= Work required =
Gather every line in the records below that contains the word "населенных".

[Source records]
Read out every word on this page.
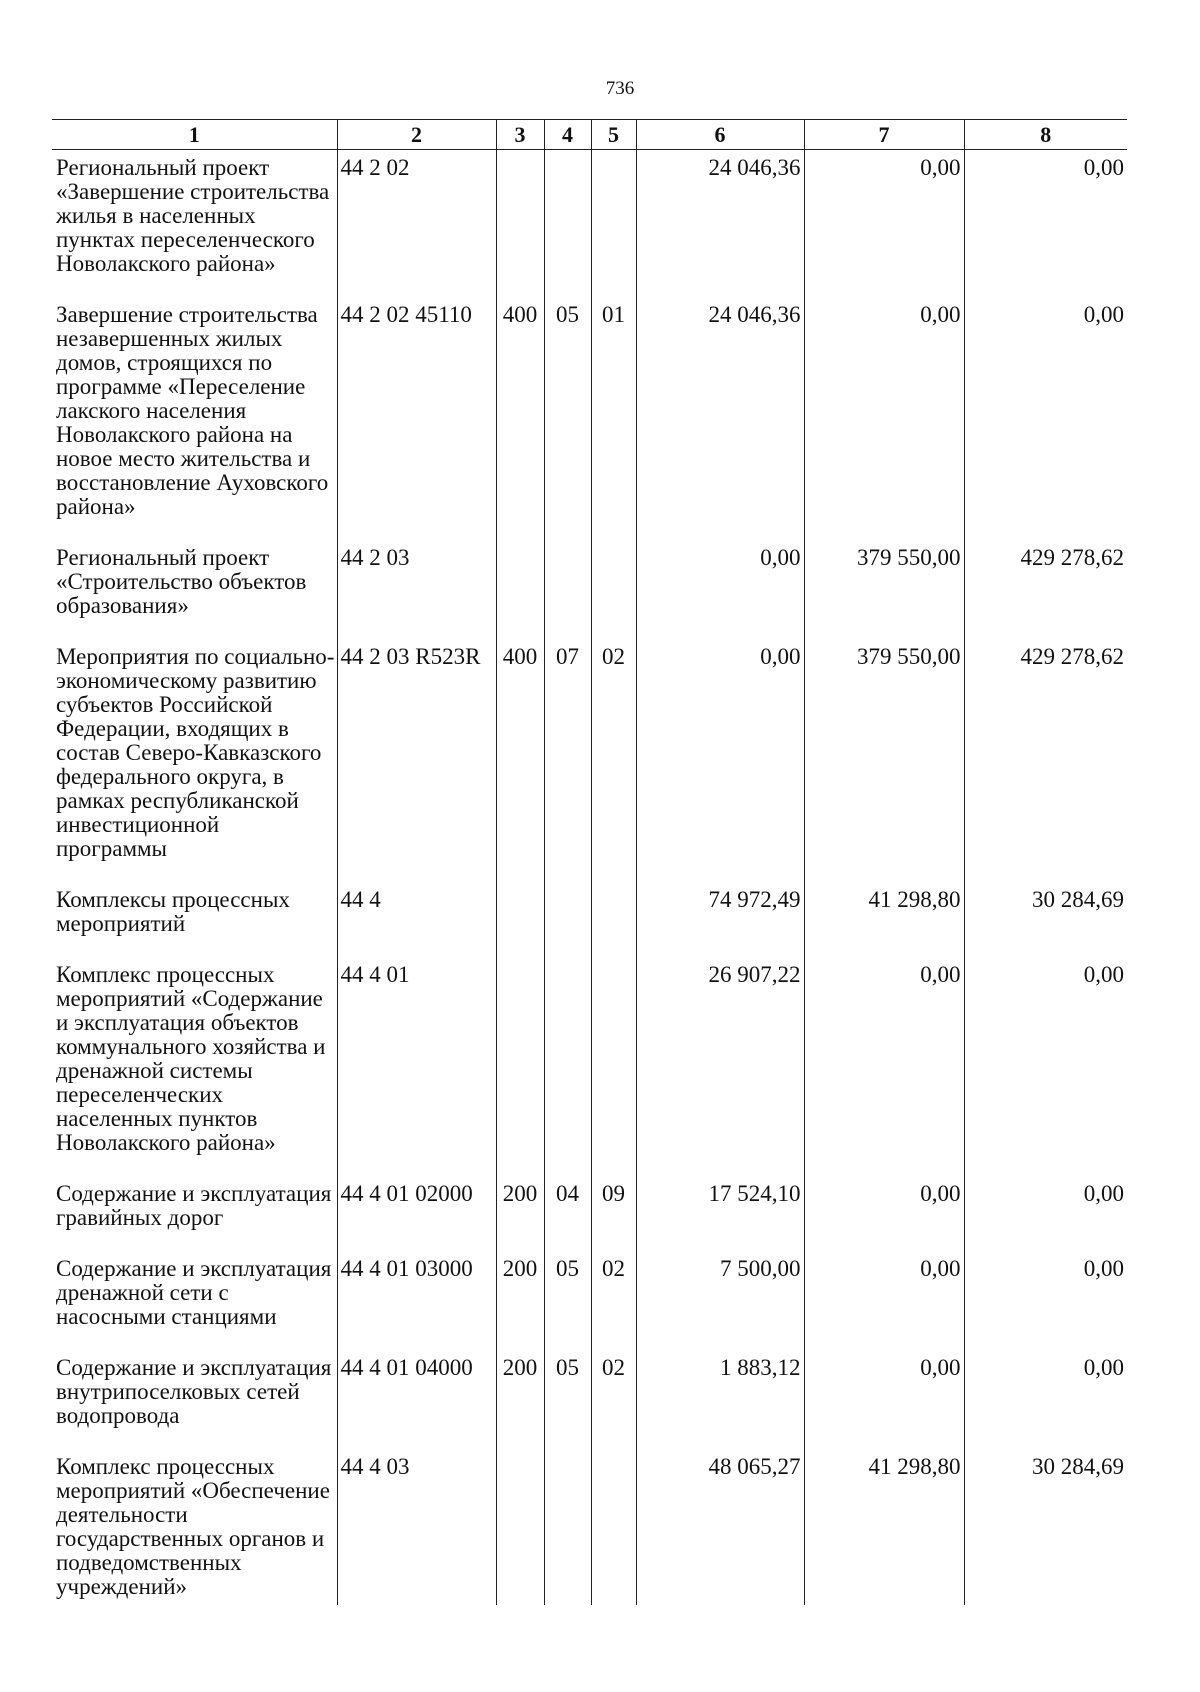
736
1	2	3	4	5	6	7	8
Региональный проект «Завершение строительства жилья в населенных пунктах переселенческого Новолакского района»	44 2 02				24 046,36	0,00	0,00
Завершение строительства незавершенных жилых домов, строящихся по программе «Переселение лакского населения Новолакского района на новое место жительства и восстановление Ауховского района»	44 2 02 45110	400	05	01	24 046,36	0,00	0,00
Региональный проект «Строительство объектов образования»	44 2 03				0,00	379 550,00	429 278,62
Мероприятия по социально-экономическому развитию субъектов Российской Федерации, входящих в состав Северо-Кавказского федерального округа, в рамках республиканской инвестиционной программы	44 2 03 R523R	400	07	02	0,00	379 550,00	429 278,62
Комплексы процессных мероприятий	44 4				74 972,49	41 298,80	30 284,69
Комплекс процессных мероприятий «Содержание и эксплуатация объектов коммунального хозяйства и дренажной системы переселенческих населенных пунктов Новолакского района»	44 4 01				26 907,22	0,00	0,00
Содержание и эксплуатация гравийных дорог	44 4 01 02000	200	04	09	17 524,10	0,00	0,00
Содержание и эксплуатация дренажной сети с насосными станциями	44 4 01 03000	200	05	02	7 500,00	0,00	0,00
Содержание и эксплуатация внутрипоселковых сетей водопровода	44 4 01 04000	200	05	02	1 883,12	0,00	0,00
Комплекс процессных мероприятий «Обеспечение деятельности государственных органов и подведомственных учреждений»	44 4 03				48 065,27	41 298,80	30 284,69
==
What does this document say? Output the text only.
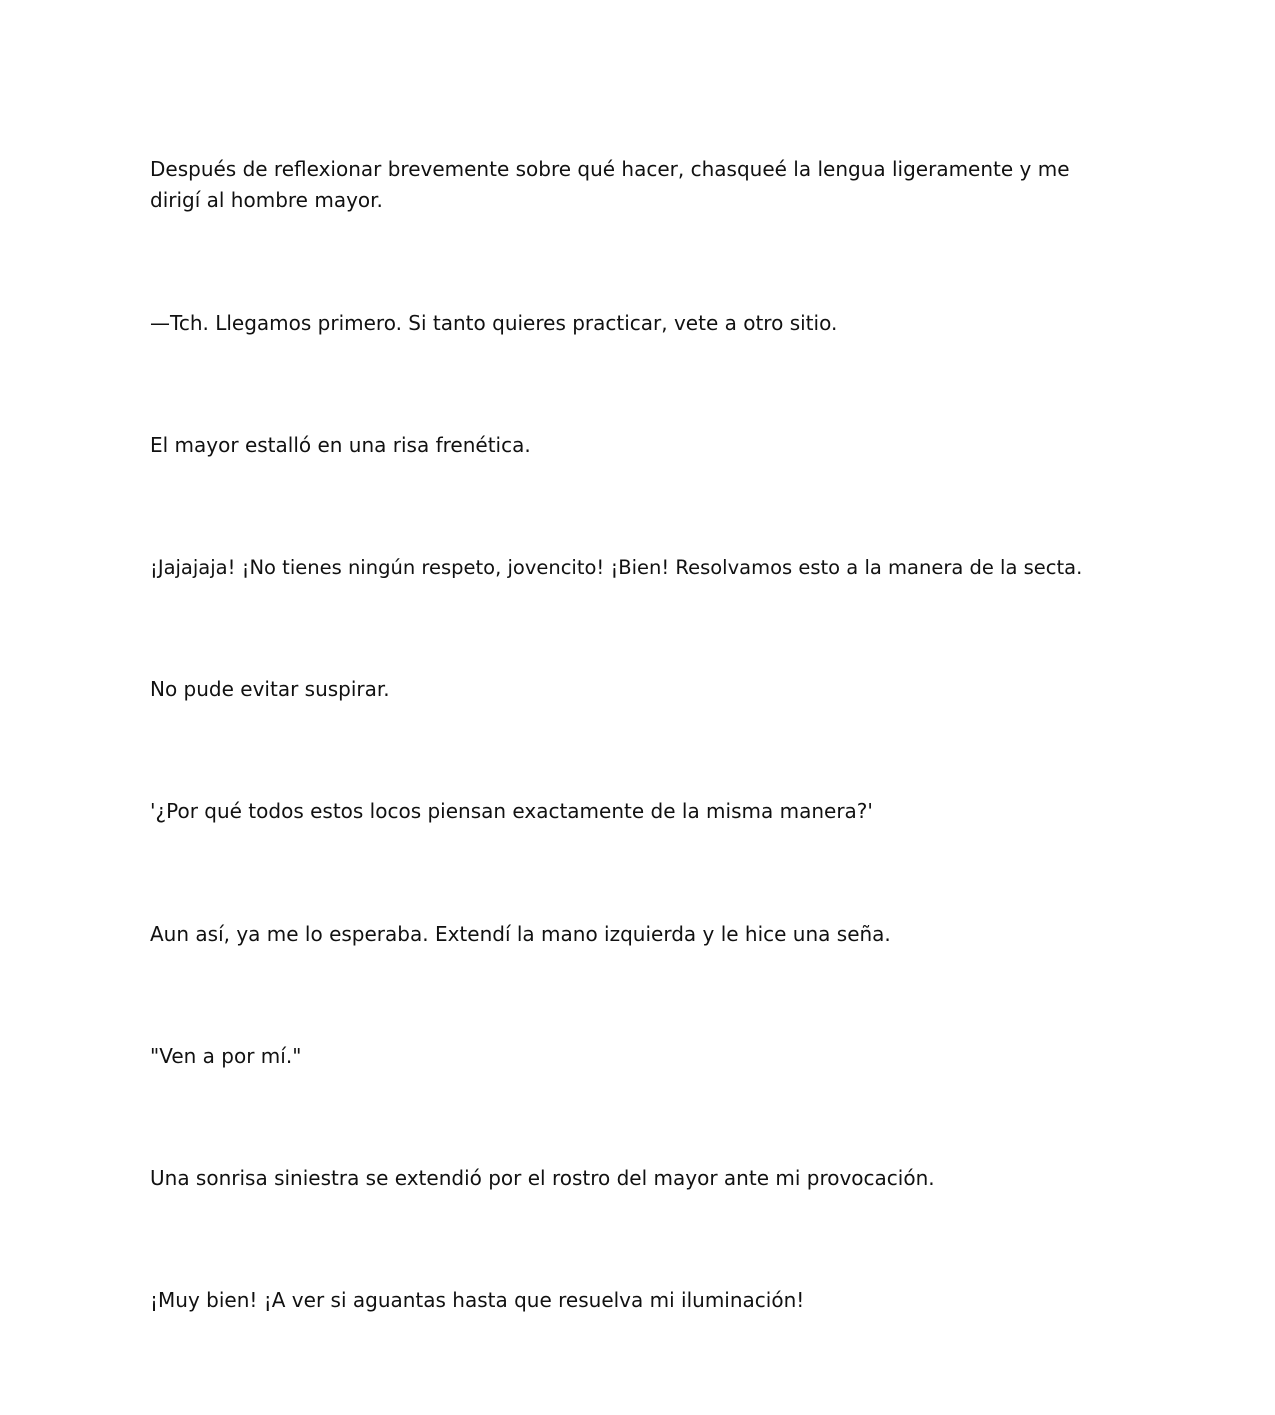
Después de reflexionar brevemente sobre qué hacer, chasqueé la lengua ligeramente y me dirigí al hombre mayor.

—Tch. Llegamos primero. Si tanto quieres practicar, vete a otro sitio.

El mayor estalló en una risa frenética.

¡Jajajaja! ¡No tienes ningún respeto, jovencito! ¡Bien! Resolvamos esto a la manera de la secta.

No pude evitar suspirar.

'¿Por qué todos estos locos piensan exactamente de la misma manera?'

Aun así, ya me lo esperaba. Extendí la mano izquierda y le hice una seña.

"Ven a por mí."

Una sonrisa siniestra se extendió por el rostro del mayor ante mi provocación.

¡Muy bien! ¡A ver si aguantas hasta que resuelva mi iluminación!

= Output for this exercise =
Региональный проект «Завершение строительства жилья в населенных пунктах переселенческого Новолакского района»	44 2 02				24 046,36	0,00	0,00
Комплекс процессных мероприятий «Содержание и эксплуатация объектов коммунального хозяйства и дренажной системы переселенческих населенных пунктов Новолакского района»	44 4 01				26 907,22	0,00	0,00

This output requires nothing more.